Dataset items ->
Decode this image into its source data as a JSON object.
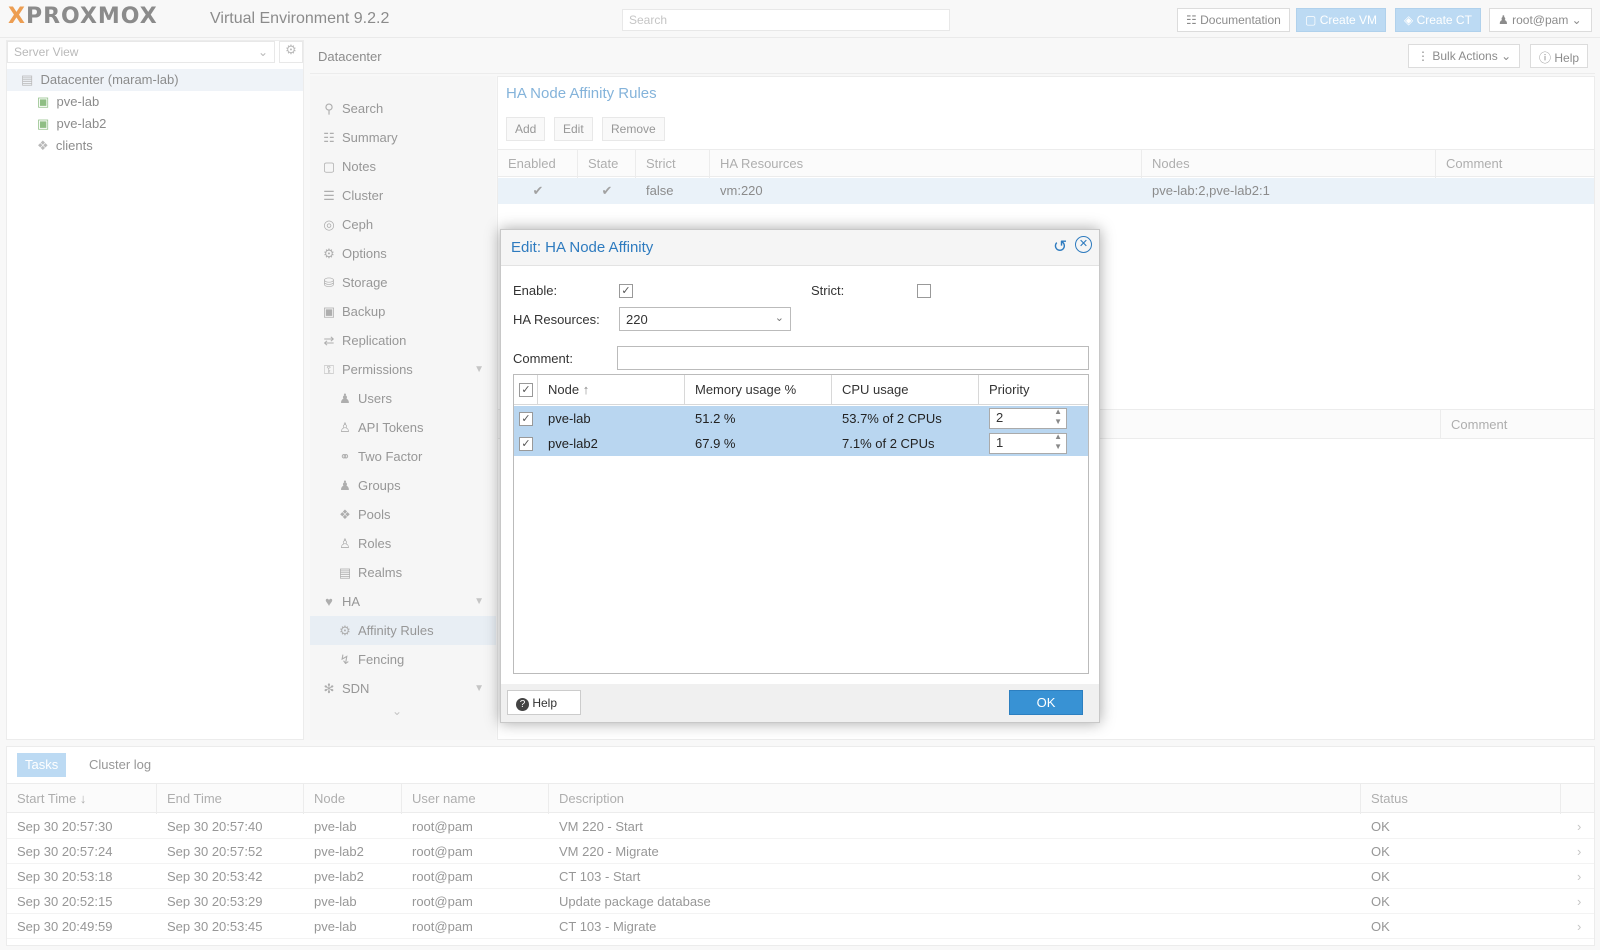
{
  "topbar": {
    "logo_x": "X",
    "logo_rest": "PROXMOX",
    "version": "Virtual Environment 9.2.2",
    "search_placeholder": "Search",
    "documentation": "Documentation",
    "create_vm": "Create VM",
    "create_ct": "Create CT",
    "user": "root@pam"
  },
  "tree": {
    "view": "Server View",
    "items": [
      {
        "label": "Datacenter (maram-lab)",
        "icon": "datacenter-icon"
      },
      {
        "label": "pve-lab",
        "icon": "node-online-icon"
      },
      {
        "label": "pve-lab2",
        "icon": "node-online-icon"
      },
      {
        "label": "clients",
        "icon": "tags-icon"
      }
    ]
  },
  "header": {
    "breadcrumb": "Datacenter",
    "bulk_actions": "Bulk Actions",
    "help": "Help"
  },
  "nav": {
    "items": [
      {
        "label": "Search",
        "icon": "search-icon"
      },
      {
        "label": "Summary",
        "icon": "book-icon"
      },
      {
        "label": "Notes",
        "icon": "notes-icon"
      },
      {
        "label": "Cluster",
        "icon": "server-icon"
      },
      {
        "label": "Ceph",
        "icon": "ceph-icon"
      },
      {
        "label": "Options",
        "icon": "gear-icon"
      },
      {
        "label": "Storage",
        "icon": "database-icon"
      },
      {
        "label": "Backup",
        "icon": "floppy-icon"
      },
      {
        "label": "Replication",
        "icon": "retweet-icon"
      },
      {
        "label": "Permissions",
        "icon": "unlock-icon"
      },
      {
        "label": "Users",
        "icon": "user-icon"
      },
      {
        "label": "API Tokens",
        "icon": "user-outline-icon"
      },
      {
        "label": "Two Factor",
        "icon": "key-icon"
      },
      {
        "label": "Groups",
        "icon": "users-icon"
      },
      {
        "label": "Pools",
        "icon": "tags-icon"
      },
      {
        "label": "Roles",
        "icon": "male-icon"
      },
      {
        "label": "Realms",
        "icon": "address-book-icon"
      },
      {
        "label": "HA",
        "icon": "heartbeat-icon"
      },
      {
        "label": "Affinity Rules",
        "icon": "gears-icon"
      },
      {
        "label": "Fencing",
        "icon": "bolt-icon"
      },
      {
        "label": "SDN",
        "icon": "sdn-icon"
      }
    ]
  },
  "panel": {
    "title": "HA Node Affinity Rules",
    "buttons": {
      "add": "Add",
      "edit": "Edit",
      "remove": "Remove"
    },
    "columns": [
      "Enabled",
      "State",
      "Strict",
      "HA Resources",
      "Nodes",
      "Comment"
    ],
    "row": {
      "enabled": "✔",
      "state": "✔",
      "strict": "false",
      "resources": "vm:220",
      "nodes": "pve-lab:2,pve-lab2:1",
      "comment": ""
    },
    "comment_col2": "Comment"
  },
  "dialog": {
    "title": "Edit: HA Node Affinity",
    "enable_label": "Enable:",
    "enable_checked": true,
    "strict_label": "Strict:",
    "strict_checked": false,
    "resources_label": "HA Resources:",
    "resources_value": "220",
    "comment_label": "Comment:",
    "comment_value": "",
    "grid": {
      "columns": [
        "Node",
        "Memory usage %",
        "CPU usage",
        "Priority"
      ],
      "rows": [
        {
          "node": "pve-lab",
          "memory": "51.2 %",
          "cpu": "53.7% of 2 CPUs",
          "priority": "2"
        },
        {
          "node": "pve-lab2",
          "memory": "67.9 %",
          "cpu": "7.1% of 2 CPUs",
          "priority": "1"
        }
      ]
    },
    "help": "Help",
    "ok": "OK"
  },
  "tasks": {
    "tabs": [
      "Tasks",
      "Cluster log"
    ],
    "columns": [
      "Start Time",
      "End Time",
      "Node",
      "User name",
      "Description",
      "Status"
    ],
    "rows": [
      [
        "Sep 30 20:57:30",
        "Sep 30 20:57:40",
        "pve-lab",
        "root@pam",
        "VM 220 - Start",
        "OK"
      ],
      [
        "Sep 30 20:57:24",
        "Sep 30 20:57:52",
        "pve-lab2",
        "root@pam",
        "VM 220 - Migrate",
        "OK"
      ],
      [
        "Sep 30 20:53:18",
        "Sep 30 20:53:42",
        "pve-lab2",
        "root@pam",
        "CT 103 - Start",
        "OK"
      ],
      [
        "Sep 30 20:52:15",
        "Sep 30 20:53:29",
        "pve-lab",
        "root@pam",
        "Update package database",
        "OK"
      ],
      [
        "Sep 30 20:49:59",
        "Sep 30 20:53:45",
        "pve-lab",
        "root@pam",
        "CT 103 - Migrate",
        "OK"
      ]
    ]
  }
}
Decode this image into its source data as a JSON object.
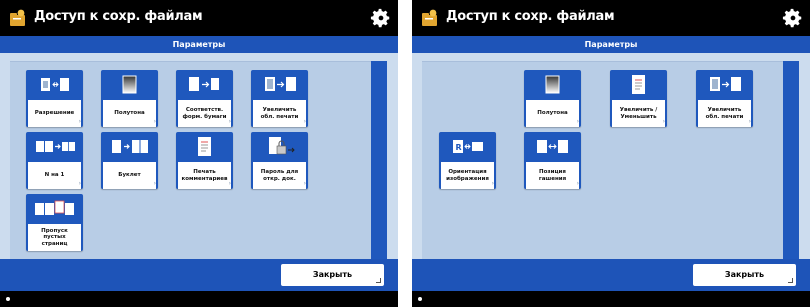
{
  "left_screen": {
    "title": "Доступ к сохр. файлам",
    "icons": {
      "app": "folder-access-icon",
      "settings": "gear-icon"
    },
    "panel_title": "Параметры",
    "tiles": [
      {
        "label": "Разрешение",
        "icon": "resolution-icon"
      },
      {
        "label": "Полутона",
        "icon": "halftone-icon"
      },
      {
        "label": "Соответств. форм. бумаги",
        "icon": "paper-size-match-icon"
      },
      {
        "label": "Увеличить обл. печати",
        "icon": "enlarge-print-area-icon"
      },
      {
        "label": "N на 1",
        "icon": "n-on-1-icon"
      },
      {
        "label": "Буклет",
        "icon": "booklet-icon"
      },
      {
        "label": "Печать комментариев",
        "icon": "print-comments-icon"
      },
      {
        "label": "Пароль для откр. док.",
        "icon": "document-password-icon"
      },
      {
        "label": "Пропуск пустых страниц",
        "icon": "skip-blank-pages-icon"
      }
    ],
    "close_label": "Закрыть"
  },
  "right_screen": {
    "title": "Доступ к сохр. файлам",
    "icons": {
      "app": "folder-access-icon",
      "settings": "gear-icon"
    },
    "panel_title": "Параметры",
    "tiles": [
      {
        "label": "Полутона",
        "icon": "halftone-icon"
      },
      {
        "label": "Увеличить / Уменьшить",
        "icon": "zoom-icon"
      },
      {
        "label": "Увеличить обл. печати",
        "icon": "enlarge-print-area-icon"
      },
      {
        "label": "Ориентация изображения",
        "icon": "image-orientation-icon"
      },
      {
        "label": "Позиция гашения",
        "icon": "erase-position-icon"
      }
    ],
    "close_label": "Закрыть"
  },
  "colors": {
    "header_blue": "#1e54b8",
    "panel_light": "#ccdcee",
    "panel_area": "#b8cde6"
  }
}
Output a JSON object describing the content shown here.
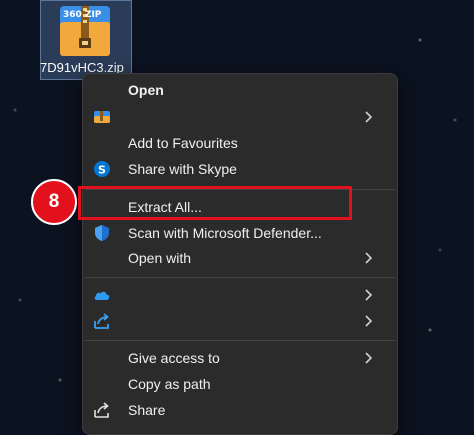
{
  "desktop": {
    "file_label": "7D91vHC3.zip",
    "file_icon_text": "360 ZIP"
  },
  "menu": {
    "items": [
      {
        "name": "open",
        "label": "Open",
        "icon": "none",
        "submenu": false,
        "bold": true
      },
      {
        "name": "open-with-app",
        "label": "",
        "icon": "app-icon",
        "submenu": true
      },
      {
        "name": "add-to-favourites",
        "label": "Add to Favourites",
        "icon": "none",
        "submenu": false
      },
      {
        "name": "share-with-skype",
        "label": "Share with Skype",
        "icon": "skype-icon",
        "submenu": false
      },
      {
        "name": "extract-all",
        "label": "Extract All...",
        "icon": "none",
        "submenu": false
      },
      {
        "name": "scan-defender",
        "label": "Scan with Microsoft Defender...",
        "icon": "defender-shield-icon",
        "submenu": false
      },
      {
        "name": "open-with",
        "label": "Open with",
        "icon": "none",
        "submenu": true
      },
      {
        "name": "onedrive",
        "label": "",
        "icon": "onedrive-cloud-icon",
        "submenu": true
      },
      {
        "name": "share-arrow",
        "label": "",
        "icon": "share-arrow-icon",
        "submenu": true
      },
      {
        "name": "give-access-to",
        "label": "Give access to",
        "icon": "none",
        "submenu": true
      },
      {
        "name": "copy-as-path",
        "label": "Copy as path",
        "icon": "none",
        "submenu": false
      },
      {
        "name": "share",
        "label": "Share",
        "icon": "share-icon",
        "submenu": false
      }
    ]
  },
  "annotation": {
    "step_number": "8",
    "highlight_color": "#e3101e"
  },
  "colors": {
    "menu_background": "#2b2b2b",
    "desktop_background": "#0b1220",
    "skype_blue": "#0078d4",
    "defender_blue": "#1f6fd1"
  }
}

Short problem ->
Of all the lines in the listing above, how many contain the word "Rules"? Answer with the number alone.

Solution to this task ->
2